» TASK: Single out each line with the word "side" and copy it.

» LISTED RECORDS:
[start]

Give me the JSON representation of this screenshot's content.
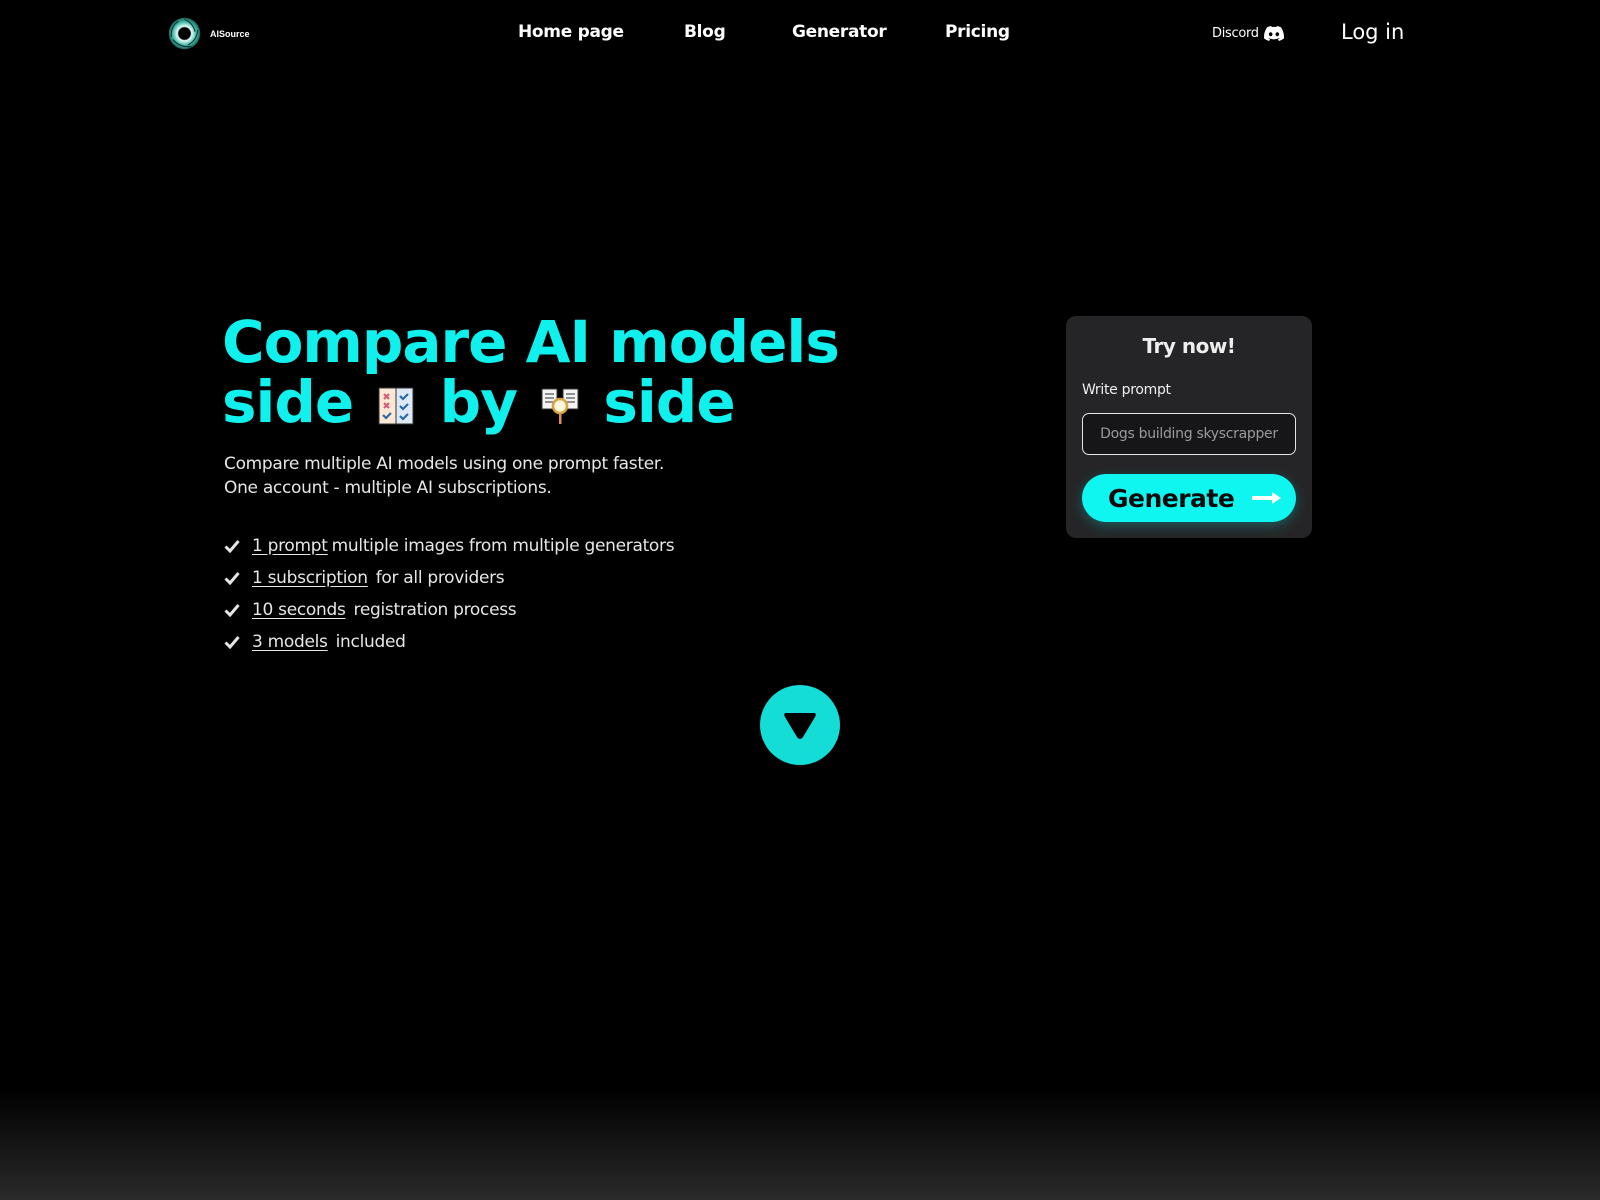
{
  "header": {
    "logo_text": "AISource",
    "nav": [
      {
        "label": "Home page"
      },
      {
        "label": "Blog"
      },
      {
        "label": "Generator"
      },
      {
        "label": "Pricing"
      }
    ],
    "discord_label": "Discord",
    "login_label": "Log in"
  },
  "hero": {
    "title_line1": "Compare AI models",
    "title_word_side": "side",
    "title_word_by": "by",
    "title_word_side2": "side",
    "subtitle_line1": "Compare multiple AI models using one prompt faster.",
    "subtitle_line2": "One account - multiple AI subscriptions.",
    "features": [
      {
        "highlight": "1 prompt",
        "text": "multiple images from multiple generators"
      },
      {
        "highlight": "1 subscription",
        "text": "for all providers"
      },
      {
        "highlight": "10 seconds",
        "text": "registration process"
      },
      {
        "highlight": "3 models",
        "text": "included"
      }
    ]
  },
  "try_card": {
    "title": "Try now!",
    "prompt_label": "Write prompt",
    "prompt_placeholder": "Dogs building skyscrapper",
    "prompt_value": "",
    "generate_label": "Generate"
  },
  "colors": {
    "accent": "#10f0ec",
    "background": "#000000",
    "card": "#252527"
  }
}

[end]

» SOLUTION TO THIS TASK:
    "title_word_side": "side",
    "title_word_side2": "side",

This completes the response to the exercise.